- **Information provided**:
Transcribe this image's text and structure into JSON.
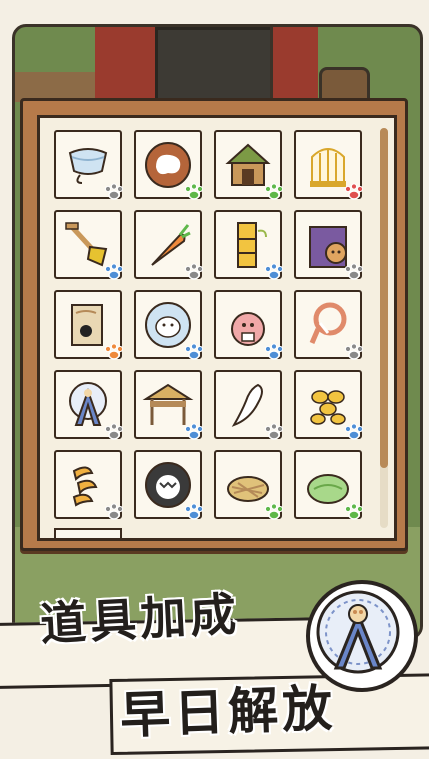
{
  "headline": {
    "line1": "道具加成",
    "line2": "早日解放"
  },
  "colors": {
    "frame": "#b67a4a",
    "panel": "#f5efe0",
    "paw_orange": "#ef8a3c",
    "paw_blue": "#4f8fd6",
    "paw_green": "#5fb84a",
    "paw_red": "#e05050",
    "paw_gray": "#8a8a8a"
  },
  "items": [
    {
      "name": "bowl",
      "icon": "bowl-icon",
      "paw": "gray"
    },
    {
      "name": "plate",
      "icon": "plate-icon",
      "paw": "green"
    },
    {
      "name": "house",
      "icon": "house-icon",
      "paw": "green"
    },
    {
      "name": "cage",
      "icon": "cage-icon",
      "paw": "red"
    },
    {
      "name": "shovel",
      "icon": "shovel-icon",
      "paw": "blue"
    },
    {
      "name": "carrot",
      "icon": "carrot-icon",
      "paw": "gray"
    },
    {
      "name": "tunnel",
      "icon": "tunnel-icon",
      "paw": "blue"
    },
    {
      "name": "bag",
      "icon": "bag-icon",
      "paw": "gray"
    },
    {
      "name": "map",
      "icon": "map-icon",
      "paw": "orange"
    },
    {
      "name": "sheep-plate",
      "icon": "sheep-plate-icon",
      "paw": "blue"
    },
    {
      "name": "piggy-bank",
      "icon": "piggy-bank-icon",
      "paw": "blue"
    },
    {
      "name": "rope",
      "icon": "rope-icon",
      "paw": "gray"
    },
    {
      "name": "wheel",
      "icon": "hamster-wheel-icon",
      "paw": "gray"
    },
    {
      "name": "hut",
      "icon": "straw-hut-icon",
      "paw": "blue"
    },
    {
      "name": "bone",
      "icon": "bone-icon",
      "paw": "gray"
    },
    {
      "name": "seeds",
      "icon": "seeds-icon",
      "paw": "blue"
    },
    {
      "name": "snack",
      "icon": "snack-icon",
      "paw": "gray"
    },
    {
      "name": "monster-plate",
      "icon": "monster-plate-icon",
      "paw": "blue"
    },
    {
      "name": "hay-nest",
      "icon": "hay-nest-icon",
      "paw": "green"
    },
    {
      "name": "grass-bed",
      "icon": "grass-bed-icon",
      "paw": "green"
    }
  ]
}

- **Objective**: Reproduce all of the material exactly, apart from the pictures.

- **Answer below**:
Transcribe this image's text and structure into JSON.
{
  "headline": {
    "line1": "道具加成",
    "line2": "早日解放"
  },
  "colors": {
    "frame": "#b67a4a",
    "panel": "#f5efe0",
    "paw_orange": "#ef8a3c",
    "paw_blue": "#4f8fd6",
    "paw_green": "#5fb84a",
    "paw_red": "#e05050",
    "paw_gray": "#8a8a8a"
  },
  "items": [
    {
      "name": "bowl",
      "icon": "bowl-icon",
      "paw": "gray"
    },
    {
      "name": "plate",
      "icon": "plate-icon",
      "paw": "green"
    },
    {
      "name": "house",
      "icon": "house-icon",
      "paw": "green"
    },
    {
      "name": "cage",
      "icon": "cage-icon",
      "paw": "red"
    },
    {
      "name": "shovel",
      "icon": "shovel-icon",
      "paw": "blue"
    },
    {
      "name": "carrot",
      "icon": "carrot-icon",
      "paw": "gray"
    },
    {
      "name": "tunnel",
      "icon": "tunnel-icon",
      "paw": "blue"
    },
    {
      "name": "bag",
      "icon": "bag-icon",
      "paw": "gray"
    },
    {
      "name": "map",
      "icon": "map-icon",
      "paw": "orange"
    },
    {
      "name": "sheep-plate",
      "icon": "sheep-plate-icon",
      "paw": "blue"
    },
    {
      "name": "piggy-bank",
      "icon": "piggy-bank-icon",
      "paw": "blue"
    },
    {
      "name": "rope",
      "icon": "rope-icon",
      "paw": "gray"
    },
    {
      "name": "wheel",
      "icon": "hamster-wheel-icon",
      "paw": "gray"
    },
    {
      "name": "hut",
      "icon": "straw-hut-icon",
      "paw": "blue"
    },
    {
      "name": "bone",
      "icon": "bone-icon",
      "paw": "gray"
    },
    {
      "name": "seeds",
      "icon": "seeds-icon",
      "paw": "blue"
    },
    {
      "name": "snack",
      "icon": "snack-icon",
      "paw": "gray"
    },
    {
      "name": "monster-plate",
      "icon": "monster-plate-icon",
      "paw": "blue"
    },
    {
      "name": "hay-nest",
      "icon": "hay-nest-icon",
      "paw": "green"
    },
    {
      "name": "grass-bed",
      "icon": "grass-bed-icon",
      "paw": "green"
    }
  ]
}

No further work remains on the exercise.